In full and without alteration, repeat the material.

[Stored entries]
○ ○ ○ ○ ○ ○ ○
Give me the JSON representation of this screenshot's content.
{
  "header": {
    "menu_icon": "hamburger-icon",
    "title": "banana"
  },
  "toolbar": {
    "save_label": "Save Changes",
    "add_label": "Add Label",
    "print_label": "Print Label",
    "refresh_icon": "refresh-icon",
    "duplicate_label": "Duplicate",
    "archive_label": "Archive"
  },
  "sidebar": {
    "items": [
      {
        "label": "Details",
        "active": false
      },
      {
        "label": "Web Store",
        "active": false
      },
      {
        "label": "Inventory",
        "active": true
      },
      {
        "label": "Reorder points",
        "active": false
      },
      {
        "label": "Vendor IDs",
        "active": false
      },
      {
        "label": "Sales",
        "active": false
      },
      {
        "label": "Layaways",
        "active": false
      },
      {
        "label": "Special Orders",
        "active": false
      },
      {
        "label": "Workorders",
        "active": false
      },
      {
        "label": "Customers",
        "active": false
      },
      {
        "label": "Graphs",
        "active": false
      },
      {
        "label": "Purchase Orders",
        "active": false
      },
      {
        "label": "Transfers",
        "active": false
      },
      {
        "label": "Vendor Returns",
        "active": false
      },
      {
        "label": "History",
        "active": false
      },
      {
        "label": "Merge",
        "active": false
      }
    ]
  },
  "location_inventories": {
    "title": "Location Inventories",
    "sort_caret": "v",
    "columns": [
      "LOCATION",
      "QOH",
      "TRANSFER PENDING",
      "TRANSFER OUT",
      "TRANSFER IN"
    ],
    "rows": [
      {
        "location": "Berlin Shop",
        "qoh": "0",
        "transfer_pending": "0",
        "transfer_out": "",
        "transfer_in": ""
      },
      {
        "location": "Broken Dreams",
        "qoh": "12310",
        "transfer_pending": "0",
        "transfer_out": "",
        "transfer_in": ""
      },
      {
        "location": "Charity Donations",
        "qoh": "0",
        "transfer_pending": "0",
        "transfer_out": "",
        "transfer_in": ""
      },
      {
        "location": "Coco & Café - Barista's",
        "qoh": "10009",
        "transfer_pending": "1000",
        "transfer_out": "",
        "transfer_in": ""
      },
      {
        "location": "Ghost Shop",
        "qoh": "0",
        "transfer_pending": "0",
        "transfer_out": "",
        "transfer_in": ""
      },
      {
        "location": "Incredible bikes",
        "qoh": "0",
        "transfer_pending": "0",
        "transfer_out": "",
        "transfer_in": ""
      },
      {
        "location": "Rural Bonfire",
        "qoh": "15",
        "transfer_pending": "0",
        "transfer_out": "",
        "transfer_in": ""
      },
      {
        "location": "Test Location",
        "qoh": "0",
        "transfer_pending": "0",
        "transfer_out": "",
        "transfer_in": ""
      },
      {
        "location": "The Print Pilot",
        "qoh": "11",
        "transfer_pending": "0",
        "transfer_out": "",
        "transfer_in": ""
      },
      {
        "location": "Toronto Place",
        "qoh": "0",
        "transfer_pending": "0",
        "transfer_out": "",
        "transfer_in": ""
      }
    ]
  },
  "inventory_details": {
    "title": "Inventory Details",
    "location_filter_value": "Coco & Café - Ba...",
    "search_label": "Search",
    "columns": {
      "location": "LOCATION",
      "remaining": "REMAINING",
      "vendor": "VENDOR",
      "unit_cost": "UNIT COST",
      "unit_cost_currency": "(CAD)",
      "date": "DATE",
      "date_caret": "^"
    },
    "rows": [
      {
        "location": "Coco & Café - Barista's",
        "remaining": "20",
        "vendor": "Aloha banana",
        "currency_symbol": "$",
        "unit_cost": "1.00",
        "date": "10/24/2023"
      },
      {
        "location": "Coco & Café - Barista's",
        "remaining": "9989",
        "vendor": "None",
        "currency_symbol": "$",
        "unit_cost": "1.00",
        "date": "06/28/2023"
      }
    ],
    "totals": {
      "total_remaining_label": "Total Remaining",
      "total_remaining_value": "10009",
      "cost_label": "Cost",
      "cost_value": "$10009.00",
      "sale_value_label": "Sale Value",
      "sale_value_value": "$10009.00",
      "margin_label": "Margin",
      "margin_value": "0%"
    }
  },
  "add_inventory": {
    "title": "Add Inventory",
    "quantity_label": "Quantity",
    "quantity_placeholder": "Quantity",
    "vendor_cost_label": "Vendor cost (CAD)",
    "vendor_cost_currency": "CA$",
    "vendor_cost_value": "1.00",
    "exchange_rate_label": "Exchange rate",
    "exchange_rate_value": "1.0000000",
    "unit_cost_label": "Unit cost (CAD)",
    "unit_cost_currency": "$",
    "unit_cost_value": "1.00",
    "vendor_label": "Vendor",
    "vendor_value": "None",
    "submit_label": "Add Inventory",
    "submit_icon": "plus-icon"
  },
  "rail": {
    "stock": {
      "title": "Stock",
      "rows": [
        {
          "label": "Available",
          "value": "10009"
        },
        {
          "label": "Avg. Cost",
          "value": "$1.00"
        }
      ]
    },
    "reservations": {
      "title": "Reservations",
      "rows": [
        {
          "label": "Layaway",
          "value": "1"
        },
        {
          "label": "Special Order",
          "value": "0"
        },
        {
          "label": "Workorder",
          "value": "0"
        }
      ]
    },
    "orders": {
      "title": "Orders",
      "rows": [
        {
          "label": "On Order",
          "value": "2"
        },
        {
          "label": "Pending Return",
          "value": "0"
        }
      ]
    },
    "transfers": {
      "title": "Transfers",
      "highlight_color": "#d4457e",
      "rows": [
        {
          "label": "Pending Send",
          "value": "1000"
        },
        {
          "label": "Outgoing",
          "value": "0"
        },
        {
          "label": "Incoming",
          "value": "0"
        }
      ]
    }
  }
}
○ ○ ○ ○ ○ ○ ○
» THE RESPONSE:
Give me the JSON representation of this screenshot's content.
{
  "header": {
    "menu_icon": "hamburger-icon",
    "title": "banana"
  },
  "toolbar": {
    "save_label": "Save Changes",
    "add_label": "Add Label",
    "print_label": "Print Label",
    "refresh_icon": "refresh-icon",
    "duplicate_label": "Duplicate",
    "archive_label": "Archive"
  },
  "sidebar": {
    "items": [
      {
        "label": "Details",
        "active": false
      },
      {
        "label": "Web Store",
        "active": false
      },
      {
        "label": "Inventory",
        "active": true
      },
      {
        "label": "Reorder points",
        "active": false
      },
      {
        "label": "Vendor IDs",
        "active": false
      },
      {
        "label": "Sales",
        "active": false
      },
      {
        "label": "Layaways",
        "active": false
      },
      {
        "label": "Special Orders",
        "active": false
      },
      {
        "label": "Workorders",
        "active": false
      },
      {
        "label": "Customers",
        "active": false
      },
      {
        "label": "Graphs",
        "active": false
      },
      {
        "label": "Purchase Orders",
        "active": false
      },
      {
        "label": "Transfers",
        "active": false
      },
      {
        "label": "Vendor Returns",
        "active": false
      },
      {
        "label": "History",
        "active": false
      },
      {
        "label": "Merge",
        "active": false
      }
    ]
  },
  "location_inventories": {
    "title": "Location Inventories",
    "sort_caret": "v",
    "columns": [
      "LOCATION",
      "QOH",
      "TRANSFER PENDING",
      "TRANSFER OUT",
      "TRANSFER IN"
    ],
    "rows": [
      {
        "location": "Berlin Shop",
        "qoh": "0",
        "transfer_pending": "0",
        "transfer_out": "",
        "transfer_in": ""
      },
      {
        "location": "Broken Dreams",
        "qoh": "12310",
        "transfer_pending": "0",
        "transfer_out": "",
        "transfer_in": ""
      },
      {
        "location": "Charity Donations",
        "qoh": "0",
        "transfer_pending": "0",
        "transfer_out": "",
        "transfer_in": ""
      },
      {
        "location": "Coco & Café - Barista's",
        "qoh": "10009",
        "transfer_pending": "1000",
        "transfer_out": "",
        "transfer_in": ""
      },
      {
        "location": "Ghost Shop",
        "qoh": "0",
        "transfer_pending": "0",
        "transfer_out": "",
        "transfer_in": ""
      },
      {
        "location": "Incredible bikes",
        "qoh": "0",
        "transfer_pending": "0",
        "transfer_out": "",
        "transfer_in": ""
      },
      {
        "location": "Rural Bonfire",
        "qoh": "15",
        "transfer_pending": "0",
        "transfer_out": "",
        "transfer_in": ""
      },
      {
        "location": "Test Location",
        "qoh": "0",
        "transfer_pending": "0",
        "transfer_out": "",
        "transfer_in": ""
      },
      {
        "location": "The Print Pilot",
        "qoh": "11",
        "transfer_pending": "0",
        "transfer_out": "",
        "transfer_in": ""
      },
      {
        "location": "Toronto Place",
        "qoh": "0",
        "transfer_pending": "0",
        "transfer_out": "",
        "transfer_in": ""
      }
    ]
  },
  "inventory_details": {
    "title": "Inventory Details",
    "location_filter_value": "Coco & Café - Ba...",
    "search_label": "Search",
    "columns": {
      "location": "LOCATION",
      "remaining": "REMAINING",
      "vendor": "VENDOR",
      "unit_cost": "UNIT COST",
      "unit_cost_currency": "(CAD)",
      "date": "DATE",
      "date_caret": "^"
    },
    "rows": [
      {
        "location": "Coco & Café - Barista's",
        "remaining": "20",
        "vendor": "Aloha banana",
        "currency_symbol": "$",
        "unit_cost": "1.00",
        "date": "10/24/2023"
      },
      {
        "location": "Coco & Café - Barista's",
        "remaining": "9989",
        "vendor": "None",
        "currency_symbol": "$",
        "unit_cost": "1.00",
        "date": "06/28/2023"
      }
    ],
    "totals": {
      "total_remaining_label": "Total Remaining",
      "total_remaining_value": "10009",
      "cost_label": "Cost",
      "cost_value": "$10009.00",
      "sale_value_label": "Sale Value",
      "sale_value_value": "$10009.00",
      "margin_label": "Margin",
      "margin_value": "0%"
    }
  },
  "add_inventory": {
    "title": "Add Inventory",
    "quantity_label": "Quantity",
    "quantity_placeholder": "Quantity",
    "vendor_cost_label": "Vendor cost (CAD)",
    "vendor_cost_currency": "CA$",
    "vendor_cost_value": "1.00",
    "exchange_rate_label": "Exchange rate",
    "exchange_rate_value": "1.0000000",
    "unit_cost_label": "Unit cost (CAD)",
    "unit_cost_currency": "$",
    "unit_cost_value": "1.00",
    "vendor_label": "Vendor",
    "vendor_value": "None",
    "submit_label": "Add Inventory",
    "submit_icon": "plus-icon"
  },
  "rail": {
    "stock": {
      "title": "Stock",
      "rows": [
        {
          "label": "Available",
          "value": "10009"
        },
        {
          "label": "Avg. Cost",
          "value": "$1.00"
        }
      ]
    },
    "reservations": {
      "title": "Reservations",
      "rows": [
        {
          "label": "Layaway",
          "value": "1"
        },
        {
          "label": "Special Order",
          "value": "0"
        },
        {
          "label": "Workorder",
          "value": "0"
        }
      ]
    },
    "orders": {
      "title": "Orders",
      "rows": [
        {
          "label": "On Order",
          "value": "2"
        },
        {
          "label": "Pending Return",
          "value": "0"
        }
      ]
    },
    "transfers": {
      "title": "Transfers",
      "highlight_color": "#d4457e",
      "rows": [
        {
          "label": "Pending Send",
          "value": "1000"
        },
        {
          "label": "Outgoing",
          "value": "0"
        },
        {
          "label": "Incoming",
          "value": "0"
        }
      ]
    }
  }
}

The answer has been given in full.